### Task data

-*-*-

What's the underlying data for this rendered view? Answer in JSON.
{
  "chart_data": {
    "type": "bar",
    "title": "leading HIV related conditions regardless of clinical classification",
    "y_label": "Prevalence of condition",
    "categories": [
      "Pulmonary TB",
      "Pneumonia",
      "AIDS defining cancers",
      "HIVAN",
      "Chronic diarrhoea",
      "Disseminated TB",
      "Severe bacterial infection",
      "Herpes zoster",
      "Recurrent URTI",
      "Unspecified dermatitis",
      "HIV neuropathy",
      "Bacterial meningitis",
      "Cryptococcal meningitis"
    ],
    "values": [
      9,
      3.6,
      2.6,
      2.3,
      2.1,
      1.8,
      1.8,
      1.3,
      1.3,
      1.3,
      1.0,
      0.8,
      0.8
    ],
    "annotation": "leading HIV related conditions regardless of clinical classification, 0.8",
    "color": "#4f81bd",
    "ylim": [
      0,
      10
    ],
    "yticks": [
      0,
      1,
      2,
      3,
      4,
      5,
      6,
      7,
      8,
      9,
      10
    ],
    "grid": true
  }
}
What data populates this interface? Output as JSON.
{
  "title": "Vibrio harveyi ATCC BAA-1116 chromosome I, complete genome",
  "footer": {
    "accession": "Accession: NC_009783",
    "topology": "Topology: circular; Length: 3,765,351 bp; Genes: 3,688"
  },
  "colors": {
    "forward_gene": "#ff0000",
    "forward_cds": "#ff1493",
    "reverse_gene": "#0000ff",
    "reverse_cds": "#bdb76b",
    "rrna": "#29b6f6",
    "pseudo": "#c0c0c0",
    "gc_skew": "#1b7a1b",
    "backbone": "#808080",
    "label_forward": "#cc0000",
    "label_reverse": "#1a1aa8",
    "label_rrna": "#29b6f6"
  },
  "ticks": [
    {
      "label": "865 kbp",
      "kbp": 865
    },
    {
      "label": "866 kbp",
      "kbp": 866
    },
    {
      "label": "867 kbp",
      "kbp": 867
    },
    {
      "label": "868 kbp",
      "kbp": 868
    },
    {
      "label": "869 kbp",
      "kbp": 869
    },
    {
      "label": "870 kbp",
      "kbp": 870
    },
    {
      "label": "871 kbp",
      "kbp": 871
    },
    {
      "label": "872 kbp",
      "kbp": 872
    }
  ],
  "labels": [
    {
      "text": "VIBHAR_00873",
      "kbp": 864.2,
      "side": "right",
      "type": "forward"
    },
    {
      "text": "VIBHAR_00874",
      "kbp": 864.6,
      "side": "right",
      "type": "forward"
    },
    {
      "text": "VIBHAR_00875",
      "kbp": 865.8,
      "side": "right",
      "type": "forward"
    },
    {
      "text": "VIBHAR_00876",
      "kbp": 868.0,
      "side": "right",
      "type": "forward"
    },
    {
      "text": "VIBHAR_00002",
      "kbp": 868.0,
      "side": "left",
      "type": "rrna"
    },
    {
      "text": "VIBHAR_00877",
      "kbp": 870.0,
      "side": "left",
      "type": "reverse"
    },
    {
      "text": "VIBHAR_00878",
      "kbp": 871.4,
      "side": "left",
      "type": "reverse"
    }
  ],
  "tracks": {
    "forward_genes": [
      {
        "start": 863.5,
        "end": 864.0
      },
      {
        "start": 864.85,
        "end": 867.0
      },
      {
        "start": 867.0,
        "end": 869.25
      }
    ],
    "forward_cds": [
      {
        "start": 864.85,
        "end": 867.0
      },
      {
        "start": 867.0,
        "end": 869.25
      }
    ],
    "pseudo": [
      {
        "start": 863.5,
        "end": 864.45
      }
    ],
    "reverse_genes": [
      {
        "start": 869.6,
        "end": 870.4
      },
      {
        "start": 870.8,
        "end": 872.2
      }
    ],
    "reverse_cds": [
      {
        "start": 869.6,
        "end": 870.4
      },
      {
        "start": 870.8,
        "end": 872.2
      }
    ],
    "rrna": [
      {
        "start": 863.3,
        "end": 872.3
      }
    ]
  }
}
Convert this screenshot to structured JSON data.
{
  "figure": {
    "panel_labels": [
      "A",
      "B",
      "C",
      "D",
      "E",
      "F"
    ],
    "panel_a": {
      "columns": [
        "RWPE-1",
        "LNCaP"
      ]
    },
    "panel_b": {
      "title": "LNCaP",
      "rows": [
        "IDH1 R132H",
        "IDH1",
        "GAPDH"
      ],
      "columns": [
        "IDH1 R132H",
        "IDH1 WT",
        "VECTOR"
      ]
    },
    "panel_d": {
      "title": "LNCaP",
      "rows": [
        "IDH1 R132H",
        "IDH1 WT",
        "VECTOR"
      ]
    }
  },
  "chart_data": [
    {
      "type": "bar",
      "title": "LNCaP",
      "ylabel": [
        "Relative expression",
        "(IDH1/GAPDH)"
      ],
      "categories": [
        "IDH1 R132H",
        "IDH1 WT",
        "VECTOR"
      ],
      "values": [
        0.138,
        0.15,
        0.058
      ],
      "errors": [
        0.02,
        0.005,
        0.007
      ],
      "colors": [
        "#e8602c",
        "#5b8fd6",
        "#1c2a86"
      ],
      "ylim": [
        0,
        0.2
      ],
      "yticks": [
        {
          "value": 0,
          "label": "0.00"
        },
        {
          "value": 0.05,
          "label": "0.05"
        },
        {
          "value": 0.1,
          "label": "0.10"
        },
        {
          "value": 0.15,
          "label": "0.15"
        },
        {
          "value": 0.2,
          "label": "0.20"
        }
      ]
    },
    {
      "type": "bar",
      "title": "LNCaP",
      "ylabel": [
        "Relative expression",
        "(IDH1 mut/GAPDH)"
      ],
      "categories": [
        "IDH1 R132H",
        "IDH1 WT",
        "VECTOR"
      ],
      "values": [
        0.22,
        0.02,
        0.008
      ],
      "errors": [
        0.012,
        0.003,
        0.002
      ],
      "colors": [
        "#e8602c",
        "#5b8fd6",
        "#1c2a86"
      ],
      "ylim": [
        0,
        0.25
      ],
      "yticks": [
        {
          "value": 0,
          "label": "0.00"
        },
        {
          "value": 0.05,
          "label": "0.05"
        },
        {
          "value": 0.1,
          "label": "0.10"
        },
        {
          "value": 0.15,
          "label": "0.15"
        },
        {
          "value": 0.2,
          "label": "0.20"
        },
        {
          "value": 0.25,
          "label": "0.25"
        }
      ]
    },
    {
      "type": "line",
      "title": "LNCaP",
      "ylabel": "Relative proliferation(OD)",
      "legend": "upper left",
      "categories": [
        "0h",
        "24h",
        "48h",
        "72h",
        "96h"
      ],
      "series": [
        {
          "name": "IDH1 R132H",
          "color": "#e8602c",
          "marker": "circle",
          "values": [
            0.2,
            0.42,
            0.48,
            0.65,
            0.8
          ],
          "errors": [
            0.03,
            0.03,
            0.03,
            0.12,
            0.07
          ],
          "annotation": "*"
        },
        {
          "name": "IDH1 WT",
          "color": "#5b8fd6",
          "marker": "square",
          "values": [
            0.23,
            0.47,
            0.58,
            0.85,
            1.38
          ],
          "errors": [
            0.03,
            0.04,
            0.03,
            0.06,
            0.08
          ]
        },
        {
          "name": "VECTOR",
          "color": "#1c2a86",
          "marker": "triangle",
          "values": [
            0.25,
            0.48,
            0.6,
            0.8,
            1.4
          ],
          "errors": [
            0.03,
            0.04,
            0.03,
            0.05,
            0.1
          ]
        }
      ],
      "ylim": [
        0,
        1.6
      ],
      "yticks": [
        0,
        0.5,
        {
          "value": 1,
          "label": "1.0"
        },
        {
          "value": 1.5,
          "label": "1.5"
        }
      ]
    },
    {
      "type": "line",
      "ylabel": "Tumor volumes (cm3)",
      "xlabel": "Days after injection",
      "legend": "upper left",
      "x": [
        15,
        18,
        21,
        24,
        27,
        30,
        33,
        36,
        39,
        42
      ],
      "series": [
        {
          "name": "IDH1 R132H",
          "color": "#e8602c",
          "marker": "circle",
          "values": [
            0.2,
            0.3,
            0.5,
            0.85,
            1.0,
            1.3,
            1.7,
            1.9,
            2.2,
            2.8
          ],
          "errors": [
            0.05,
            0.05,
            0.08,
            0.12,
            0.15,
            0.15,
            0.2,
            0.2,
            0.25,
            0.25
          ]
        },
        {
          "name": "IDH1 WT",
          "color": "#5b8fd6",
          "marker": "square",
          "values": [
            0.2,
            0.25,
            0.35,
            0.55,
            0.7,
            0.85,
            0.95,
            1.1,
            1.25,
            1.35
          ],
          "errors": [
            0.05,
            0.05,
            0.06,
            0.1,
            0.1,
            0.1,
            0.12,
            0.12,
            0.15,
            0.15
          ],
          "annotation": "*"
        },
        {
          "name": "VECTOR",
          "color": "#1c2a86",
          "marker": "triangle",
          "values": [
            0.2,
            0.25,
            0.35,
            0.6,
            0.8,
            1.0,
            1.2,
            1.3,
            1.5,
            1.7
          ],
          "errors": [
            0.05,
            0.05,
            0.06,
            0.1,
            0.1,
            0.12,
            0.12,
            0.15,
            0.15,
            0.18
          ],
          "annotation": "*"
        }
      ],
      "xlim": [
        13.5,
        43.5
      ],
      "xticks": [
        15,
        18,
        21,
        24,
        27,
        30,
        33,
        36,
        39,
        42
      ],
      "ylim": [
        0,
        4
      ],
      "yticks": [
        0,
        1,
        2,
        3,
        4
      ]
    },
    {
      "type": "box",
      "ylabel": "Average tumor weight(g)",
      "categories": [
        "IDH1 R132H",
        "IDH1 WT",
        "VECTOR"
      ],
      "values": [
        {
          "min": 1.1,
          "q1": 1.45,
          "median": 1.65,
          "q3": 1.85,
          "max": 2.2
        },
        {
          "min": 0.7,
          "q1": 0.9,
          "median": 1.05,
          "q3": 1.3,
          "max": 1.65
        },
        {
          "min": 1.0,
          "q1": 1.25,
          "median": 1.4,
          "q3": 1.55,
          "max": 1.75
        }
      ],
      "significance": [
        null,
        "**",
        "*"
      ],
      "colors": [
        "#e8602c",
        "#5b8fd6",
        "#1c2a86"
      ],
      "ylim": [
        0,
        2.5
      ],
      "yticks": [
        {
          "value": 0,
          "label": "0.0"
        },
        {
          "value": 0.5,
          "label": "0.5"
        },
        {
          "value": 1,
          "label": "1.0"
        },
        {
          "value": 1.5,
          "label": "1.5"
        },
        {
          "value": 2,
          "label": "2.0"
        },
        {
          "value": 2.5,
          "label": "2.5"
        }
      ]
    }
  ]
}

-*-*-

### Directions for this task
Once you have checked each line above for the string "regardless", state how many lines contain it and add nothing more.

### Response
2